▸ WHAT NEEDS TO BE DONE
Without the pictures, output the records below word for word.

Dataset entries on figures:
--------

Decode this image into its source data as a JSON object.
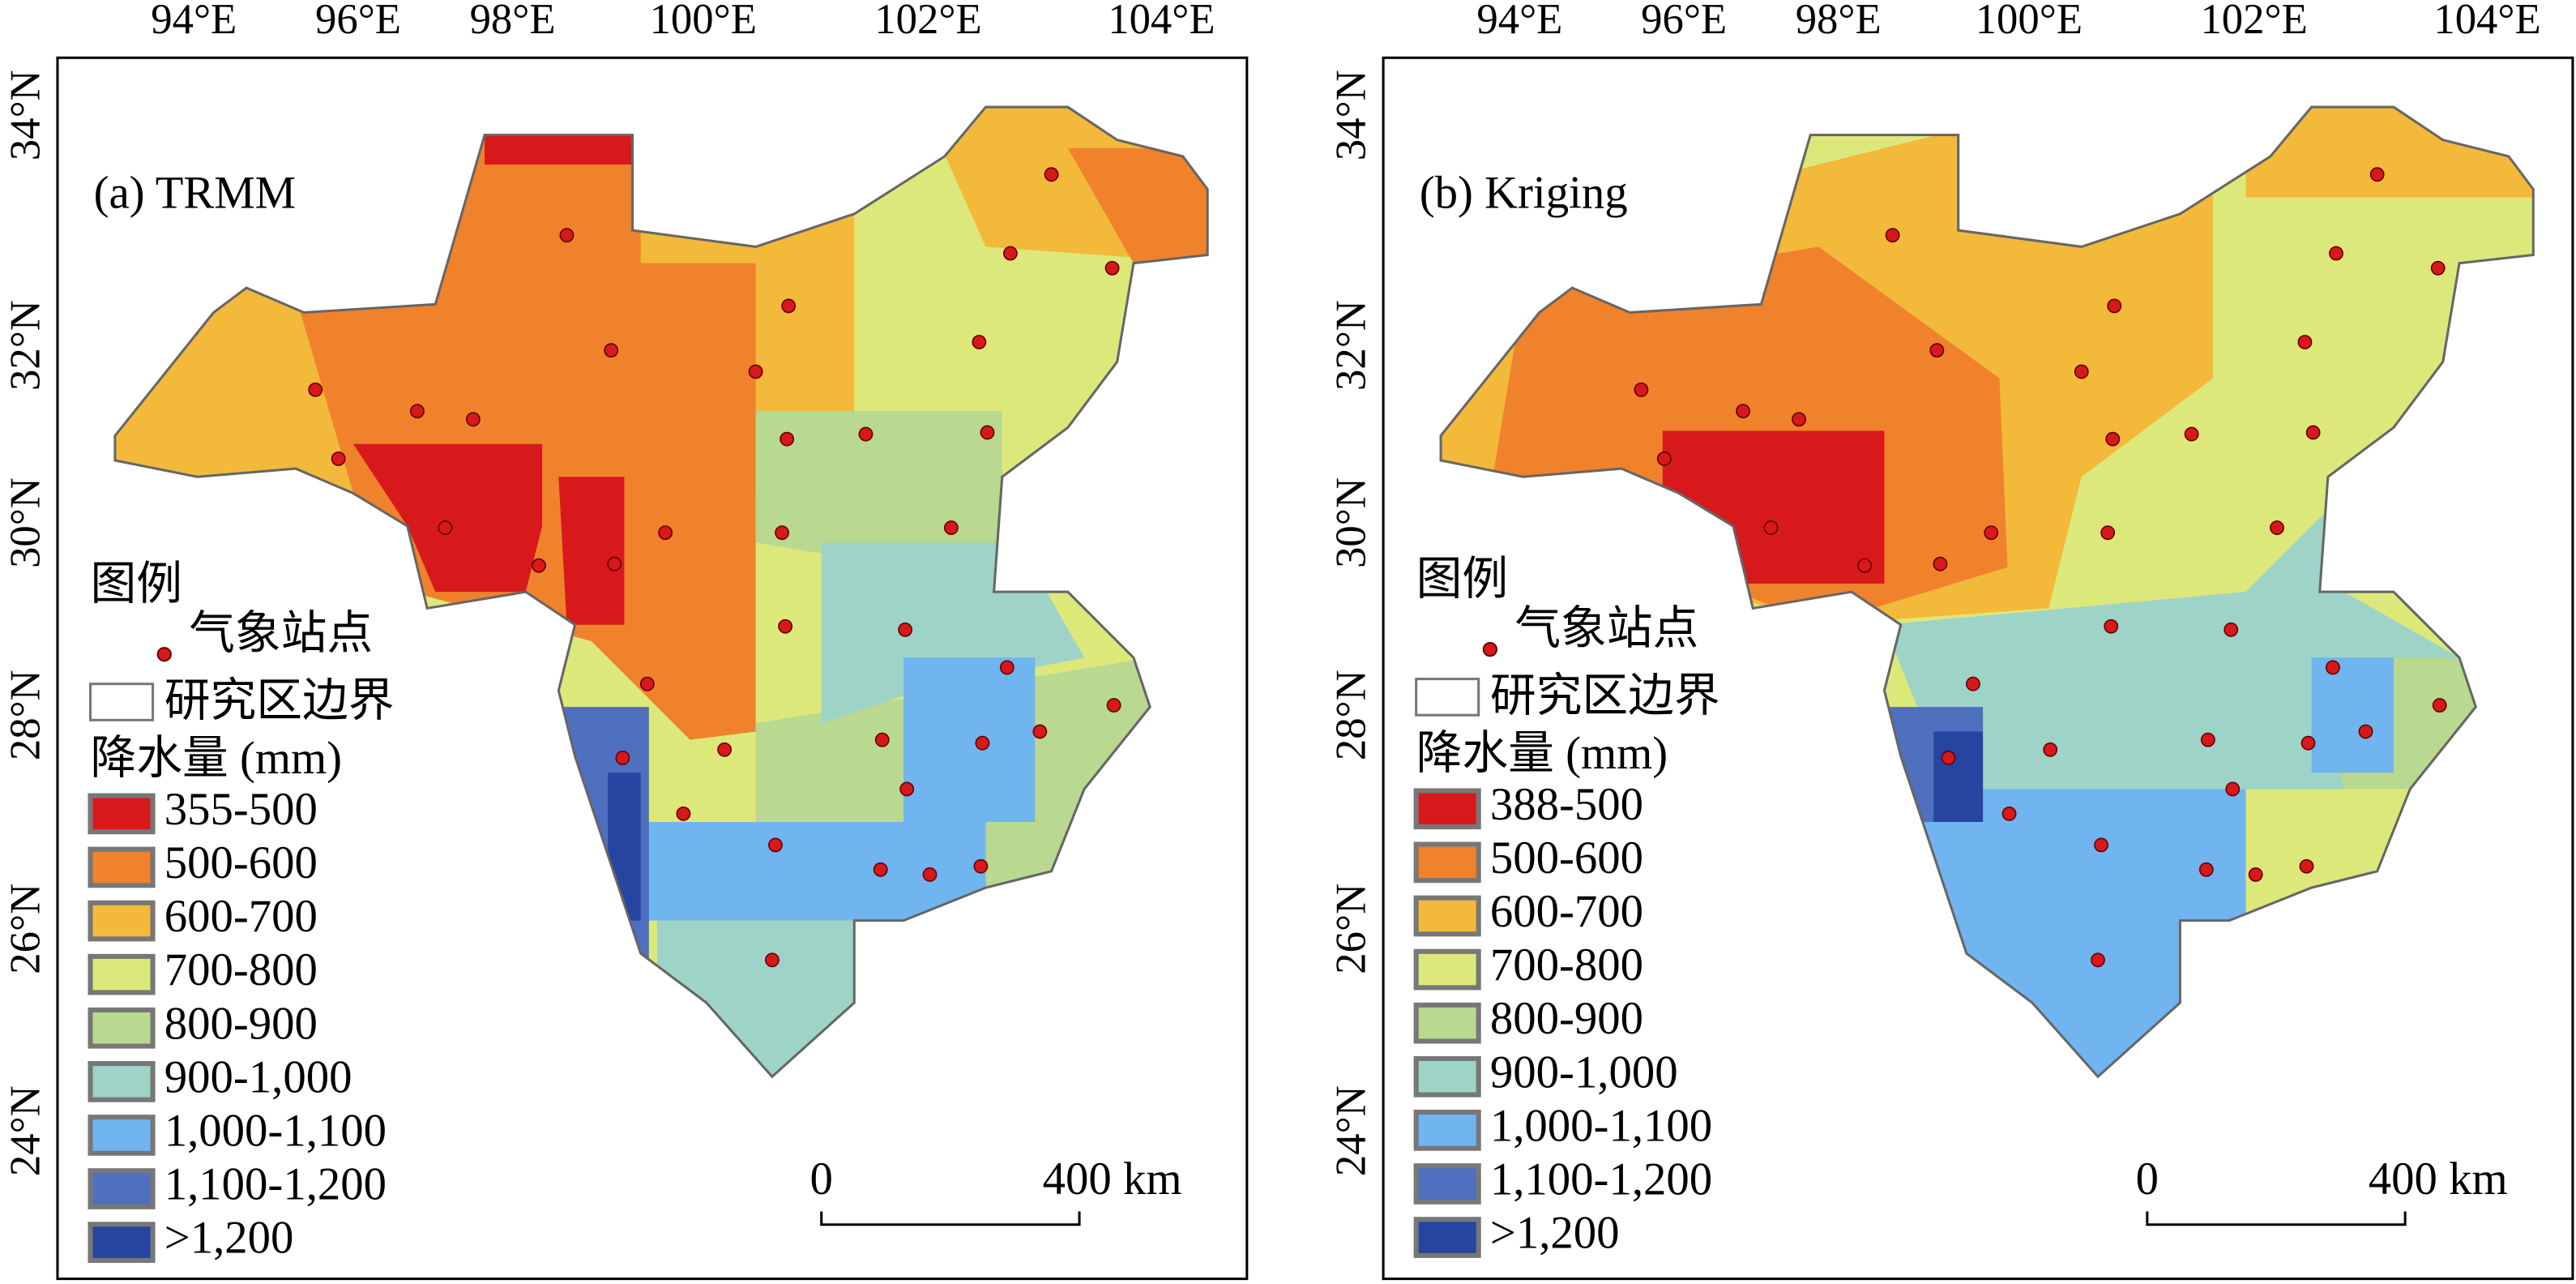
{
  "lon_labels": [
    "94°E",
    "96°E",
    "98°E",
    "100°E",
    "102°E",
    "104°E"
  ],
  "lat_labels": [
    "34°N",
    "32°N",
    "30°N",
    "28°N",
    "26°N",
    "24°N"
  ],
  "panels": [
    {
      "title": "(a) TRMM",
      "legend": {
        "title": "图例",
        "station": "气象站点",
        "boundary": "研究区边界",
        "precip_title": "降水量 (mm)",
        "classes": [
          {
            "label": "355-500",
            "color": "#d7191c"
          },
          {
            "label": "500-600",
            "color": "#f0822c"
          },
          {
            "label": "600-700",
            "color": "#f2b93b"
          },
          {
            "label": "700-800",
            "color": "#dde87a"
          },
          {
            "label": "800-900",
            "color": "#b8d98f"
          },
          {
            "label": "900-1,000",
            "color": "#9ed3c8"
          },
          {
            "label": "1,000-1,100",
            "color": "#70b4f0"
          },
          {
            "label": "1,100-1,200",
            "color": "#4f6fbf"
          },
          {
            "label": ">1,200",
            "color": "#2545a0"
          }
        ]
      },
      "scale": {
        "start": "0",
        "end": "400 km"
      }
    },
    {
      "title": "(b) Kriging",
      "legend": {
        "title": "图例",
        "station": "气象站点",
        "boundary": "研究区边界",
        "precip_title": "降水量 (mm)",
        "classes": [
          {
            "label": "388-500",
            "color": "#d7191c"
          },
          {
            "label": "500-600",
            "color": "#f0822c"
          },
          {
            "label": "600-700",
            "color": "#f2b93b"
          },
          {
            "label": "700-800",
            "color": "#dde87a"
          },
          {
            "label": "800-900",
            "color": "#b8d98f"
          },
          {
            "label": "900-1,000",
            "color": "#9ed3c8"
          },
          {
            "label": "1,000-1,100",
            "color": "#70b4f0"
          },
          {
            "label": "1,100-1,200",
            "color": "#4f6fbf"
          },
          {
            "label": ">1,200",
            "color": "#2545a0"
          }
        ]
      },
      "scale": {
        "start": "0",
        "end": "400 km"
      }
    }
  ]
}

--------

▸ EXERCISE SOLUTION
Decode this image into its source data as a JSON object.
{
  "lon_labels": [
    "94°E",
    "96°E",
    "98°E",
    "100°E",
    "102°E",
    "104°E"
  ],
  "lat_labels": [
    "34°N",
    "32°N",
    "30°N",
    "28°N",
    "26°N",
    "24°N"
  ],
  "panels": [
    {
      "title": "(a) TRMM",
      "legend": {
        "title": "图例",
        "station": "气象站点",
        "boundary": "研究区边界",
        "precip_title": "降水量 (mm)",
        "classes": [
          {
            "label": "355-500",
            "color": "#d7191c"
          },
          {
            "label": "500-600",
            "color": "#f0822c"
          },
          {
            "label": "600-700",
            "color": "#f2b93b"
          },
          {
            "label": "700-800",
            "color": "#dde87a"
          },
          {
            "label": "800-900",
            "color": "#b8d98f"
          },
          {
            "label": "900-1,000",
            "color": "#9ed3c8"
          },
          {
            "label": "1,000-1,100",
            "color": "#70b4f0"
          },
          {
            "label": "1,100-1,200",
            "color": "#4f6fbf"
          },
          {
            "label": ">1,200",
            "color": "#2545a0"
          }
        ]
      },
      "scale": {
        "start": "0",
        "end": "400 km"
      }
    },
    {
      "title": "(b) Kriging",
      "legend": {
        "title": "图例",
        "station": "气象站点",
        "boundary": "研究区边界",
        "precip_title": "降水量 (mm)",
        "classes": [
          {
            "label": "388-500",
            "color": "#d7191c"
          },
          {
            "label": "500-600",
            "color": "#f0822c"
          },
          {
            "label": "600-700",
            "color": "#f2b93b"
          },
          {
            "label": "700-800",
            "color": "#dde87a"
          },
          {
            "label": "800-900",
            "color": "#b8d98f"
          },
          {
            "label": "900-1,000",
            "color": "#9ed3c8"
          },
          {
            "label": "1,000-1,100",
            "color": "#70b4f0"
          },
          {
            "label": "1,100-1,200",
            "color": "#4f6fbf"
          },
          {
            "label": ">1,200",
            "color": "#2545a0"
          }
        ]
      },
      "scale": {
        "start": "0",
        "end": "400 km"
      }
    }
  ]
}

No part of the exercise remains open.